## [Input material]
-- START --

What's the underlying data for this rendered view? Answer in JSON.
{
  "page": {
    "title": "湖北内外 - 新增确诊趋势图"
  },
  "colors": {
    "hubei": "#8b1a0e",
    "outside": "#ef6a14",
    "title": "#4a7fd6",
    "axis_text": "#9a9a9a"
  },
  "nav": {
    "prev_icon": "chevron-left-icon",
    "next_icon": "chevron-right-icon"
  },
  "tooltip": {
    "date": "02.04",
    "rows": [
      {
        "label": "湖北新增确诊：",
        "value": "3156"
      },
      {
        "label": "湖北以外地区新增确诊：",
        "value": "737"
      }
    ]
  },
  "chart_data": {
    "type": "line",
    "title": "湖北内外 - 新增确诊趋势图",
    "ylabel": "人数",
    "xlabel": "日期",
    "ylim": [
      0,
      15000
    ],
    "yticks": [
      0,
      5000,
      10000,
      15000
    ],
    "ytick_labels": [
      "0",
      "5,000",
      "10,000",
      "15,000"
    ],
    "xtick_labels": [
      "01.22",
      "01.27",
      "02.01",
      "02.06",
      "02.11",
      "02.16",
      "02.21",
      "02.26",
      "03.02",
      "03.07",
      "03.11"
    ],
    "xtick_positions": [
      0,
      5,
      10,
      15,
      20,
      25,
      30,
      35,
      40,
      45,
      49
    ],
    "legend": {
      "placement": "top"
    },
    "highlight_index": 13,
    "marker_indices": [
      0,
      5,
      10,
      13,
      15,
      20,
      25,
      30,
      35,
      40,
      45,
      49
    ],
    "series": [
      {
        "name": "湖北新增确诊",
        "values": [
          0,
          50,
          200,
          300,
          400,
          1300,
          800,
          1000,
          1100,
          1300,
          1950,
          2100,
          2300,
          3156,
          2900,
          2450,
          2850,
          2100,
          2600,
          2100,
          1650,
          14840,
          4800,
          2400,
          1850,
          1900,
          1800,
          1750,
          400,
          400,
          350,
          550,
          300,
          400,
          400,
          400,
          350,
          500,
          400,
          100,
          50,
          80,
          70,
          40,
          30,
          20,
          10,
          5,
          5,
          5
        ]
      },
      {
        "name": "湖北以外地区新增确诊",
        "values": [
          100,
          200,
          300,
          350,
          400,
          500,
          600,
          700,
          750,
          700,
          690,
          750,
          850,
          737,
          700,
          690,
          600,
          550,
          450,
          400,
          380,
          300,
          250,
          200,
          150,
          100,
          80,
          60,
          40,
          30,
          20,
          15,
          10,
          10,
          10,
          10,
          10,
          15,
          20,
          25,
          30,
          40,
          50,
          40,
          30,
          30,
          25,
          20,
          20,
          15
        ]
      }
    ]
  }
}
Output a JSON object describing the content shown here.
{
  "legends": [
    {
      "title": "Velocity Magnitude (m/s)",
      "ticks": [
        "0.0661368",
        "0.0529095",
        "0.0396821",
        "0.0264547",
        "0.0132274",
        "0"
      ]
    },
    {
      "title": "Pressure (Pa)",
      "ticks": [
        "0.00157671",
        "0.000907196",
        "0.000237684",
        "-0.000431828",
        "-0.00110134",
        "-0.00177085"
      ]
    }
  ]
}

-- END --

## [Directions]
Return every entry verbatim.

## [Problem solution]
What's the underlying data for this rendered view? Answer in JSON.
{
  "page": {
    "title": "湖北内外 - 新增确诊趋势图"
  },
  "colors": {
    "hubei": "#8b1a0e",
    "outside": "#ef6a14",
    "title": "#4a7fd6",
    "axis_text": "#9a9a9a"
  },
  "nav": {
    "prev_icon": "chevron-left-icon",
    "next_icon": "chevron-right-icon"
  },
  "tooltip": {
    "date": "02.04",
    "rows": [
      {
        "label": "湖北新增确诊：",
        "value": "3156"
      },
      {
        "label": "湖北以外地区新增确诊：",
        "value": "737"
      }
    ]
  },
  "chart_data": {
    "type": "line",
    "title": "湖北内外 - 新增确诊趋势图",
    "ylabel": "人数",
    "xlabel": "日期",
    "ylim": [
      0,
      15000
    ],
    "yticks": [
      0,
      5000,
      10000,
      15000
    ],
    "ytick_labels": [
      "0",
      "5,000",
      "10,000",
      "15,000"
    ],
    "xtick_labels": [
      "01.22",
      "01.27",
      "02.01",
      "02.06",
      "02.11",
      "02.16",
      "02.21",
      "02.26",
      "03.02",
      "03.07",
      "03.11"
    ],
    "xtick_positions": [
      0,
      5,
      10,
      15,
      20,
      25,
      30,
      35,
      40,
      45,
      49
    ],
    "legend": {
      "placement": "top"
    },
    "highlight_index": 13,
    "marker_indices": [
      0,
      5,
      10,
      13,
      15,
      20,
      25,
      30,
      35,
      40,
      45,
      49
    ],
    "series": [
      {
        "name": "湖北新增确诊",
        "values": [
          0,
          50,
          200,
          300,
          400,
          1300,
          800,
          1000,
          1100,
          1300,
          1950,
          2100,
          2300,
          3156,
          2900,
          2450,
          2850,
          2100,
          2600,
          2100,
          1650,
          14840,
          4800,
          2400,
          1850,
          1900,
          1800,
          1750,
          400,
          400,
          350,
          550,
          300,
          400,
          400,
          400,
          350,
          500,
          400,
          100,
          50,
          80,
          70,
          40,
          30,
          20,
          10,
          5,
          5,
          5
        ]
      },
      {
        "name": "湖北以外地区新增确诊",
        "values": [
          100,
          200,
          300,
          350,
          400,
          500,
          600,
          700,
          750,
          700,
          690,
          750,
          850,
          737,
          700,
          690,
          600,
          550,
          450,
          400,
          380,
          300,
          250,
          200,
          150,
          100,
          80,
          60,
          40,
          30,
          20,
          15,
          10,
          10,
          10,
          10,
          10,
          15,
          20,
          25,
          30,
          40,
          50,
          40,
          30,
          30,
          25,
          20,
          20,
          15
        ]
      }
    ]
  }
}
Output a JSON object describing the content shown here.
{
  "legends": [
    {
      "title": "Velocity Magnitude (m/s)",
      "ticks": [
        "0.0661368",
        "0.0529095",
        "0.0396821",
        "0.0264547",
        "0.0132274",
        "0"
      ]
    },
    {
      "title": "Pressure (Pa)",
      "ticks": [
        "0.00157671",
        "0.000907196",
        "0.000237684",
        "-0.000431828",
        "-0.00110134",
        "-0.00177085"
      ]
    }
  ]
}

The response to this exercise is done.